- [What to produce]
Starting at the line that holds "Output a JSON object describing the text", set down each line through the end of the listing, exactly as written and with nothing added.

- [Given records]
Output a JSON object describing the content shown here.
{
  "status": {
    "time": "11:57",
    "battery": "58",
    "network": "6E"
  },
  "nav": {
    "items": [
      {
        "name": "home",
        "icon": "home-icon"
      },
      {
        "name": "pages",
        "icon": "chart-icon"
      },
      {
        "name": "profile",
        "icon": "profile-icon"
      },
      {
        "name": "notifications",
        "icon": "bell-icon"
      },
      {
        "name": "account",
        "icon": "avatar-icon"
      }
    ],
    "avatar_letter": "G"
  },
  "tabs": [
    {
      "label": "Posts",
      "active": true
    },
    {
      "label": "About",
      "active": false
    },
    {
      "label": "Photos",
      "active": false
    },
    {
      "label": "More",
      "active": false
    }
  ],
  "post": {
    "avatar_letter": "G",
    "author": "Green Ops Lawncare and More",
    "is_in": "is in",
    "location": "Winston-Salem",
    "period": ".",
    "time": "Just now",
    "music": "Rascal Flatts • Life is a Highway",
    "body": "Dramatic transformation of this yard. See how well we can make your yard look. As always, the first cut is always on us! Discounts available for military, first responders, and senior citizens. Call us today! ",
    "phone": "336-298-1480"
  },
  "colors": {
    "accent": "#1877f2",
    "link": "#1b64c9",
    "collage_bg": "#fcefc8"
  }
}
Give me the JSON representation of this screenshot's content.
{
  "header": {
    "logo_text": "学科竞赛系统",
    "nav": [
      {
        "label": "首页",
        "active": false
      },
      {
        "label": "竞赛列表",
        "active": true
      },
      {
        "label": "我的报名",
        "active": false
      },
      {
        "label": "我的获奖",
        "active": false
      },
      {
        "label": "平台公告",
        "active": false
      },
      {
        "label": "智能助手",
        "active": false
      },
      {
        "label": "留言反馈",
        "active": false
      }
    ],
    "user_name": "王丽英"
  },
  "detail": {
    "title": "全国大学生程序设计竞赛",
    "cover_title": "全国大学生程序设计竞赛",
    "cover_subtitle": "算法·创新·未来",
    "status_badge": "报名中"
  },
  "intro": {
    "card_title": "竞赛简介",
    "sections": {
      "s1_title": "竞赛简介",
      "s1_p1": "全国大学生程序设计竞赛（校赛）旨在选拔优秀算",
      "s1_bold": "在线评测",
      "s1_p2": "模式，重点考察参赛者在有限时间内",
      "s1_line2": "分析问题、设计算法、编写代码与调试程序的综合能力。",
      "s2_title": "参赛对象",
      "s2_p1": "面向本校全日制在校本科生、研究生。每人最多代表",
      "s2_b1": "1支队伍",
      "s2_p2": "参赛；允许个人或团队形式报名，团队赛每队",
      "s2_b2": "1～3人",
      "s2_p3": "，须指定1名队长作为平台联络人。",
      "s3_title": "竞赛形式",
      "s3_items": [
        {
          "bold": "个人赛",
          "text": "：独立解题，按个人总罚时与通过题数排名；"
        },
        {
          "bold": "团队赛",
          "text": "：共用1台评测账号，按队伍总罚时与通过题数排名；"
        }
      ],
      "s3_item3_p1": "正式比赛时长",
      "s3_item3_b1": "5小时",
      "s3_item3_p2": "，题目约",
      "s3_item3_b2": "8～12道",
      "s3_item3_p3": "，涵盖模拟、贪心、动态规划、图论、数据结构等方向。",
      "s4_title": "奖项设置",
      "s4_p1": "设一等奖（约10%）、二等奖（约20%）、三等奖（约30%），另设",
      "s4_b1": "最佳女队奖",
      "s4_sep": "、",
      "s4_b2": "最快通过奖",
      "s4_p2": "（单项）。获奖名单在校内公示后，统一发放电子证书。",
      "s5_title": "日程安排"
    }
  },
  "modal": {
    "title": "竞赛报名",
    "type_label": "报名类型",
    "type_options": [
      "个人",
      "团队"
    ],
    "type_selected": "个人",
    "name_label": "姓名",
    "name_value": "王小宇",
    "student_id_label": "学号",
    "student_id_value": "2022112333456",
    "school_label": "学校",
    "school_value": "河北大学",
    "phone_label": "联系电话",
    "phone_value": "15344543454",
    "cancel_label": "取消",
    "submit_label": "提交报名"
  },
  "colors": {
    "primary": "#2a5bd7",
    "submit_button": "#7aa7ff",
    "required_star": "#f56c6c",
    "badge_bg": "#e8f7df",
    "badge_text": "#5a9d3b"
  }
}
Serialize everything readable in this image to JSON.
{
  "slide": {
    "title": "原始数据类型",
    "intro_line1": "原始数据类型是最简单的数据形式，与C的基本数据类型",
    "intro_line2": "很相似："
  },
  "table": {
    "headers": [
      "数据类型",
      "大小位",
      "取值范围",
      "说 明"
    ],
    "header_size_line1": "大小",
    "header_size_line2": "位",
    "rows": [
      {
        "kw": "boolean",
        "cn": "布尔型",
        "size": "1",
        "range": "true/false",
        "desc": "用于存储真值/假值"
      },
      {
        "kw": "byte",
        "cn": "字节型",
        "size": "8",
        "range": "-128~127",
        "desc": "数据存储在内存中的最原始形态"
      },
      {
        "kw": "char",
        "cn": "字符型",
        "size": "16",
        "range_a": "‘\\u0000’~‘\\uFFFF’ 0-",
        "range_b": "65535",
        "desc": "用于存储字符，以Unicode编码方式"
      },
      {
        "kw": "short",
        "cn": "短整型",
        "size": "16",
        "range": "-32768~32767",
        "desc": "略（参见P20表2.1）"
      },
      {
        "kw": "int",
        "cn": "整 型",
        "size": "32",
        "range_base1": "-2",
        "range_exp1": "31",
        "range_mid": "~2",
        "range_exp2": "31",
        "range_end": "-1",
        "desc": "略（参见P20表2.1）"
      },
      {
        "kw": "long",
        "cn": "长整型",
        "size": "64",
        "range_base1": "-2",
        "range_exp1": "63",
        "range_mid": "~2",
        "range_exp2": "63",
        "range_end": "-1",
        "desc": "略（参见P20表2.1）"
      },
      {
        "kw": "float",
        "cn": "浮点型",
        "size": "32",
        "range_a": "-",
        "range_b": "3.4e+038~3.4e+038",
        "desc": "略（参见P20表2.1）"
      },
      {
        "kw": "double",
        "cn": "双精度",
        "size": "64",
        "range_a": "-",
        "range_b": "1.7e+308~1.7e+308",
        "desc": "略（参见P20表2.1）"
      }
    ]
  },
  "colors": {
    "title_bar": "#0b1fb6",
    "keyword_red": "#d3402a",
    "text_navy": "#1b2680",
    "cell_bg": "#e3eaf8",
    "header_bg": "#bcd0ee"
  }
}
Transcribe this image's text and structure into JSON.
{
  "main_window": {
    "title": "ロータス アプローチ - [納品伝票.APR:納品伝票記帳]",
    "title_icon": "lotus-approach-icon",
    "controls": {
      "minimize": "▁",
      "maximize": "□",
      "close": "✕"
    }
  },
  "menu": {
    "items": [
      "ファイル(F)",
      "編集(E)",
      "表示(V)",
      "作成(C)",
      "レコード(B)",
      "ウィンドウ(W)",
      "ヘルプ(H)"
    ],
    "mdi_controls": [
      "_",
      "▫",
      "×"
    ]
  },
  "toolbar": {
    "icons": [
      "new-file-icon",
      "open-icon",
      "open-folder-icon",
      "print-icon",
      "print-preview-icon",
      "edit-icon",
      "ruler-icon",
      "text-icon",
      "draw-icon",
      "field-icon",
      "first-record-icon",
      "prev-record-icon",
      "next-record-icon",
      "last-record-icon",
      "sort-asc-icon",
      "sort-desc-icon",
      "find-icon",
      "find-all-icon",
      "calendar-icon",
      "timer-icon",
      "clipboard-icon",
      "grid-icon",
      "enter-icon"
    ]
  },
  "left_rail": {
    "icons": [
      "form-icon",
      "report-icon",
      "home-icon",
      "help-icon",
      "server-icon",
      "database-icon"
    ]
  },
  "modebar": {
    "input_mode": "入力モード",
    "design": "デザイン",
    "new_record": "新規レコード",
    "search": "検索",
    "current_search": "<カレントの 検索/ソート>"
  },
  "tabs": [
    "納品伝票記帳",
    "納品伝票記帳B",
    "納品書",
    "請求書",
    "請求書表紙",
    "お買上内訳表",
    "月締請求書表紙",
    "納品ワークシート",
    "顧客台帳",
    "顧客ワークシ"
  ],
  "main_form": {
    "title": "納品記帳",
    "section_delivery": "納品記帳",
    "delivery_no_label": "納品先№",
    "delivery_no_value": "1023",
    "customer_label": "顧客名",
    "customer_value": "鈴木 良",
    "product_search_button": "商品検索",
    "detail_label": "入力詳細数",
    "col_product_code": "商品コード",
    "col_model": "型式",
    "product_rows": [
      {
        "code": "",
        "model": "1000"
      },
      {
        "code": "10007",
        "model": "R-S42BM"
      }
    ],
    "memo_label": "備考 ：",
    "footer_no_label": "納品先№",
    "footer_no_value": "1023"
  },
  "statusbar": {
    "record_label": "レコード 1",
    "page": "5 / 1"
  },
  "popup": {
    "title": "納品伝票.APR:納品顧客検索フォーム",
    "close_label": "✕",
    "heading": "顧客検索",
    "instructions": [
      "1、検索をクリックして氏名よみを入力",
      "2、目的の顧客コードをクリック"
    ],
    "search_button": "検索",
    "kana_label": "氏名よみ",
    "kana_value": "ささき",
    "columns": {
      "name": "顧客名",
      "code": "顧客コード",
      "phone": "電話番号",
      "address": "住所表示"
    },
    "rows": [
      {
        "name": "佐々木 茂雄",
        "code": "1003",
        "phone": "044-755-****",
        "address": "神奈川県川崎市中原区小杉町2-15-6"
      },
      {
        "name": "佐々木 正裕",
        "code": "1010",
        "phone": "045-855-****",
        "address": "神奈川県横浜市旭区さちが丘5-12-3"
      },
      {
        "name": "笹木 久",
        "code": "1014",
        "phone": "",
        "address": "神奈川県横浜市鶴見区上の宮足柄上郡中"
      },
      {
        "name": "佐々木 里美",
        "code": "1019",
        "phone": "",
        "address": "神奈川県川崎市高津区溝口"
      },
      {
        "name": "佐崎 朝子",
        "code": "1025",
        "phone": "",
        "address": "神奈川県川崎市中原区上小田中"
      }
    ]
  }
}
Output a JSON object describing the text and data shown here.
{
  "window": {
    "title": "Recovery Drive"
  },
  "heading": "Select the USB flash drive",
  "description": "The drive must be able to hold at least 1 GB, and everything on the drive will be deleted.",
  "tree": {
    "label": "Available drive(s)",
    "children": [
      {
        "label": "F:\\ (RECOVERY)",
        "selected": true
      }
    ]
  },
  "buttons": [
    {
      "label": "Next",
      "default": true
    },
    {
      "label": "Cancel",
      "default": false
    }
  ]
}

- [Exercise solution]
Output a JSON object describing the text and data shown here.
{
  "window": {
    "title": "Recovery Drive"
  },
  "heading": "Select the USB flash drive",
  "description": "The drive must be able to hold at least 1 GB, and everything on the drive will be deleted.",
  "tree": {
    "label": "Available drive(s)",
    "children": [
      {
        "label": "F:\\ (RECOVERY)",
        "selected": true
      }
    ]
  },
  "buttons": [
    {
      "label": "Next",
      "default": true
    },
    {
      "label": "Cancel",
      "default": false
    }
  ]
}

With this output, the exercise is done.